■ **WRITTEN TASK**: Please repeat the lines below word for word, leaving out the pictures.

■ **EXTRACTED DATA**:
------------

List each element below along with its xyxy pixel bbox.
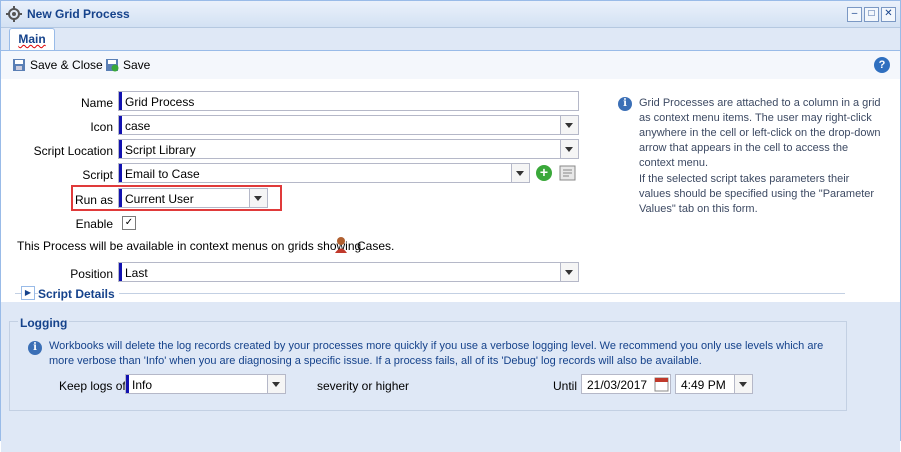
run-as-label: Run as xyxy=(74,193,113,207)
toolbar: Save & Close Save ? xyxy=(1,50,900,80)
severity-text: severity or higher xyxy=(317,379,410,393)
logging-info-text: Workbooks will delete the log records cr… xyxy=(49,340,824,367)
until-label: Until xyxy=(553,379,578,393)
run-as-value: Current User xyxy=(125,192,194,206)
chevron-down-icon[interactable] xyxy=(560,116,578,134)
script-details-toggle[interactable]: Script Details xyxy=(38,287,119,301)
script-select[interactable]: Email to Case xyxy=(118,163,530,183)
until-date-input[interactable]: 21/03/2017 xyxy=(581,374,671,394)
until-time-select[interactable]: 4:49 PM xyxy=(675,374,753,394)
mandatory-marker xyxy=(119,263,122,281)
name-input[interactable]: Grid Process xyxy=(118,91,579,111)
add-script-icon[interactable]: + xyxy=(536,165,552,181)
until-date-value: 21/03/2017 xyxy=(587,378,648,392)
grid-process-window: New Grid Process – □ ✕ Main Save & Close… xyxy=(0,0,901,452)
icon-select[interactable]: case xyxy=(118,115,579,135)
save-icon xyxy=(106,59,119,72)
save-label: Save xyxy=(123,58,151,72)
mandatory-marker xyxy=(119,92,122,110)
info-paragraph-2: If the selected script takes parameters … xyxy=(639,173,875,215)
position-label: Position xyxy=(70,267,113,281)
save-close-icon xyxy=(13,59,25,71)
position-select[interactable]: Last xyxy=(118,262,579,282)
keep-logs-label: Keep logs of xyxy=(59,379,126,393)
mandatory-marker xyxy=(119,164,122,182)
chevron-down-icon[interactable] xyxy=(511,164,529,182)
chevron-down-icon[interactable] xyxy=(560,263,578,281)
chevron-down-icon[interactable] xyxy=(249,189,267,207)
log-level-select[interactable]: Info xyxy=(125,374,286,394)
mandatory-marker xyxy=(119,189,122,207)
script-location-label: Script Location xyxy=(33,144,113,158)
info-icon: i xyxy=(28,341,42,355)
calendar-icon[interactable] xyxy=(654,376,669,392)
window-title: New Grid Process xyxy=(27,7,130,21)
availability-text: This Process will be available in contex… xyxy=(17,239,362,253)
maximize-button[interactable]: □ xyxy=(864,7,879,22)
until-time-value: 4:49 PM xyxy=(681,378,726,392)
edit-script-icon[interactable] xyxy=(558,163,578,183)
icon-value: case xyxy=(125,119,151,133)
position-value: Last xyxy=(125,266,148,280)
tab-main-label: Main xyxy=(18,32,46,46)
enable-checkbox[interactable]: ✓ xyxy=(122,216,136,230)
minimize-button[interactable]: – xyxy=(847,7,862,22)
save-close-button[interactable]: Save & Close xyxy=(12,57,103,73)
script-details-divider xyxy=(15,293,845,294)
tab-main[interactable]: Main xyxy=(9,28,55,50)
help-icon[interactable]: ? xyxy=(874,57,890,73)
chevron-down-icon[interactable] xyxy=(734,375,752,393)
script-label: Script xyxy=(82,168,113,182)
chevron-down-icon[interactable] xyxy=(560,140,578,158)
save-button[interactable]: Save xyxy=(105,57,150,73)
info-icon: i xyxy=(618,97,632,111)
tab-strip: Main xyxy=(1,28,900,50)
logging-legend: Logging xyxy=(18,316,70,330)
chevron-down-icon[interactable] xyxy=(267,375,285,393)
script-location-value: Script Library xyxy=(125,143,196,157)
run-as-select[interactable]: Current User xyxy=(118,188,268,208)
expand-icon[interactable]: ▶ xyxy=(21,286,35,300)
gear-icon xyxy=(6,6,22,22)
enable-label: Enable xyxy=(75,217,113,231)
mandatory-marker xyxy=(126,375,129,393)
mandatory-marker xyxy=(119,116,122,134)
mandatory-marker xyxy=(119,140,122,158)
close-button[interactable]: ✕ xyxy=(881,7,896,22)
title-bar: New Grid Process – □ ✕ xyxy=(1,1,900,28)
script-value: Email to Case xyxy=(125,167,200,181)
name-label: Name xyxy=(80,96,113,110)
case-person-icon xyxy=(335,237,347,253)
icon-label: Icon xyxy=(90,120,113,134)
info-paragraph-1: Grid Processes are attached to a column … xyxy=(639,97,881,169)
log-level-value: Info xyxy=(132,378,153,392)
name-value: Grid Process xyxy=(125,95,195,109)
availability-entity: Cases. xyxy=(357,239,395,253)
save-close-label: Save & Close xyxy=(30,58,103,72)
script-location-select[interactable]: Script Library xyxy=(118,139,579,159)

------------

■ **THE RESULT**:
List each element below along with its xyxy pixel bbox.
run-as-label: Run as xyxy=(74,193,113,207)
toolbar: Save & Close Save ? xyxy=(1,50,900,80)
severity-text: severity or higher xyxy=(317,379,410,393)
logging-info-text: Workbooks will delete the log records cr… xyxy=(49,340,824,367)
until-label: Until xyxy=(553,379,578,393)
run-as-value: Current User xyxy=(125,192,194,206)
chevron-down-icon[interactable] xyxy=(560,116,578,134)
script-details-toggle[interactable]: Script Details xyxy=(38,287,119,301)
script-select[interactable]: Email to Case xyxy=(118,163,530,183)
until-date-input[interactable]: 21/03/2017 xyxy=(581,374,671,394)
until-time-select[interactable]: 4:49 PM xyxy=(675,374,753,394)
mandatory-marker xyxy=(119,263,122,281)
name-input[interactable]: Grid Process xyxy=(118,91,579,111)
add-script-icon[interactable]: + xyxy=(536,165,552,181)
until-date-value: 21/03/2017 xyxy=(587,378,648,392)
grid-process-window: New Grid Process – □ ✕ Main Save & Close… xyxy=(0,0,901,452)
icon-select[interactable]: case xyxy=(118,115,579,135)
save-icon xyxy=(106,59,119,72)
save-label: Save xyxy=(123,58,151,72)
mandatory-marker xyxy=(119,92,122,110)
info-paragraph-2: If the selected script takes parameters … xyxy=(639,173,875,215)
position-label: Position xyxy=(70,267,113,281)
save-close-icon xyxy=(13,59,25,71)
position-select[interactable]: Last xyxy=(118,262,579,282)
keep-logs-label: Keep logs of xyxy=(59,379,126,393)
mandatory-marker xyxy=(119,164,122,182)
chevron-down-icon[interactable] xyxy=(511,164,529,182)
chevron-down-icon[interactable] xyxy=(560,263,578,281)
chevron-down-icon[interactable] xyxy=(249,189,267,207)
log-level-select[interactable]: Info xyxy=(125,374,286,394)
mandatory-marker xyxy=(119,189,122,207)
script-location-label: Script Location xyxy=(33,144,113,158)
info-icon: i xyxy=(28,341,42,355)
calendar-icon[interactable] xyxy=(654,376,669,392)
window-title: New Grid Process xyxy=(27,7,130,21)
availability-text: This Process will be available in contex… xyxy=(17,239,362,253)
maximize-button[interactable]: □ xyxy=(864,7,879,22)
until-time-value: 4:49 PM xyxy=(681,378,726,392)
edit-script-icon[interactable] xyxy=(558,163,578,183)
icon-value: case xyxy=(125,119,151,133)
position-value: Last xyxy=(125,266,148,280)
tab-main-label: Main xyxy=(18,32,46,46)
enable-checkbox[interactable]: ✓ xyxy=(122,216,136,230)
minimize-button[interactable]: – xyxy=(847,7,862,22)
save-close-button[interactable]: Save & Close xyxy=(12,57,103,73)
script-details-divider xyxy=(15,293,845,294)
tab-main[interactable]: Main xyxy=(9,28,55,50)
help-icon[interactable]: ? xyxy=(874,57,890,73)
chevron-down-icon[interactable] xyxy=(734,375,752,393)
script-label: Script xyxy=(82,168,113,182)
chevron-down-icon[interactable] xyxy=(560,140,578,158)
save-button[interactable]: Save xyxy=(105,57,150,73)
info-icon: i xyxy=(618,97,632,111)
tab-strip: Main xyxy=(1,28,900,50)
logging-legend: Logging xyxy=(18,316,70,330)
chevron-down-icon[interactable] xyxy=(267,375,285,393)
script-location-value: Script Library xyxy=(125,143,196,157)
run-as-select[interactable]: Current User xyxy=(118,188,268,208)
expand-icon[interactable]: ▶ xyxy=(21,286,35,300)
gear-icon xyxy=(6,6,22,22)
enable-label: Enable xyxy=(75,217,113,231)
mandatory-marker xyxy=(126,375,129,393)
mandatory-marker xyxy=(119,116,122,134)
mandatory-marker xyxy=(119,140,122,158)
close-button[interactable]: ✕ xyxy=(881,7,896,22)
title-bar: New Grid Process – □ ✕ xyxy=(1,1,900,28)
script-value: Email to Case xyxy=(125,167,200,181)
name-label: Name xyxy=(80,96,113,110)
case-person-icon xyxy=(335,237,347,253)
icon-label: Icon xyxy=(90,120,113,134)
info-paragraph-1: Grid Processes are attached to a column … xyxy=(639,97,881,169)
log-level-value: Info xyxy=(132,378,153,392)
name-value: Grid Process xyxy=(125,95,195,109)
availability-entity: Cases. xyxy=(357,239,395,253)
save-close-label: Save & Close xyxy=(30,58,103,72)
script-location-select[interactable]: Script Library xyxy=(118,139,579,159)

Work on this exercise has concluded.